### TASK GOAL
Reproduce every entry exactly as shown.
>> START INPUT RECORDS
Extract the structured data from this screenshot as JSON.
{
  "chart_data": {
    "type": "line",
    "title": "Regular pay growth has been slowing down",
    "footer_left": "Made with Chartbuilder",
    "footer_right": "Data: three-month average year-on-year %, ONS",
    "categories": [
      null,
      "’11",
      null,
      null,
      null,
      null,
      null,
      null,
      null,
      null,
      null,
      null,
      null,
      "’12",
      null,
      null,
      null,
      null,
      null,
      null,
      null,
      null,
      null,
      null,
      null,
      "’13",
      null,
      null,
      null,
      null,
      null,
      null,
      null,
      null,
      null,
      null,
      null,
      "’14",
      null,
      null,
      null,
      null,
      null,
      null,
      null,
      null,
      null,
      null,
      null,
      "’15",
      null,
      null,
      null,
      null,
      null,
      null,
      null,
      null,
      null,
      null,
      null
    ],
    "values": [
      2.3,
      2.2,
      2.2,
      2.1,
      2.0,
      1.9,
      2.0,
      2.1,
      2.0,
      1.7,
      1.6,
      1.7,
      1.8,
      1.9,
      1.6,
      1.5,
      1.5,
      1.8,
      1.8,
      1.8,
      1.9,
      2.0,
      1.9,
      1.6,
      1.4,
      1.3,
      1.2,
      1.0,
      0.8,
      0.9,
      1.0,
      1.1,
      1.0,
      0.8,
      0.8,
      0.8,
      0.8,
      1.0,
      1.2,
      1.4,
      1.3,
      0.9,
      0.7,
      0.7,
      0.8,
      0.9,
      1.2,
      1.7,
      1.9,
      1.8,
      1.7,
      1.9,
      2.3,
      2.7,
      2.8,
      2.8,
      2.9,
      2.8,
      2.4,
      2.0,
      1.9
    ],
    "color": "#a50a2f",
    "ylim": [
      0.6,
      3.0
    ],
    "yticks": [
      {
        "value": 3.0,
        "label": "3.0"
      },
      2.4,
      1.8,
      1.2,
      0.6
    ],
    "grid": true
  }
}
>> END INPUT RECORDS
### SOLVED PROBLEM
Extract the structured data from this screenshot as JSON.
{
  "chart_data": {
    "type": "line",
    "title": "Regular pay growth has been slowing down",
    "footer_left": "Made with Chartbuilder",
    "footer_right": "Data: three-month average year-on-year %, ONS",
    "categories": [
      null,
      "’11",
      null,
      null,
      null,
      null,
      null,
      null,
      null,
      null,
      null,
      null,
      null,
      "’12",
      null,
      null,
      null,
      null,
      null,
      null,
      null,
      null,
      null,
      null,
      null,
      "’13",
      null,
      null,
      null,
      null,
      null,
      null,
      null,
      null,
      null,
      null,
      null,
      "’14",
      null,
      null,
      null,
      null,
      null,
      null,
      null,
      null,
      null,
      null,
      null,
      "’15",
      null,
      null,
      null,
      null,
      null,
      null,
      null,
      null,
      null,
      null,
      null
    ],
    "values": [
      2.3,
      2.2,
      2.2,
      2.1,
      2.0,
      1.9,
      2.0,
      2.1,
      2.0,
      1.7,
      1.6,
      1.7,
      1.8,
      1.9,
      1.6,
      1.5,
      1.5,
      1.8,
      1.8,
      1.8,
      1.9,
      2.0,
      1.9,
      1.6,
      1.4,
      1.3,
      1.2,
      1.0,
      0.8,
      0.9,
      1.0,
      1.1,
      1.0,
      0.8,
      0.8,
      0.8,
      0.8,
      1.0,
      1.2,
      1.4,
      1.3,
      0.9,
      0.7,
      0.7,
      0.8,
      0.9,
      1.2,
      1.7,
      1.9,
      1.8,
      1.7,
      1.9,
      2.3,
      2.7,
      2.8,
      2.8,
      2.9,
      2.8,
      2.4,
      2.0,
      1.9
    ],
    "color": "#a50a2f",
    "ylim": [
      0.6,
      3.0
    ],
    "yticks": [
      {
        "value": 3.0,
        "label": "3.0"
      },
      2.4,
      1.8,
      1.2,
      0.6
    ],
    "grid": true
  }
}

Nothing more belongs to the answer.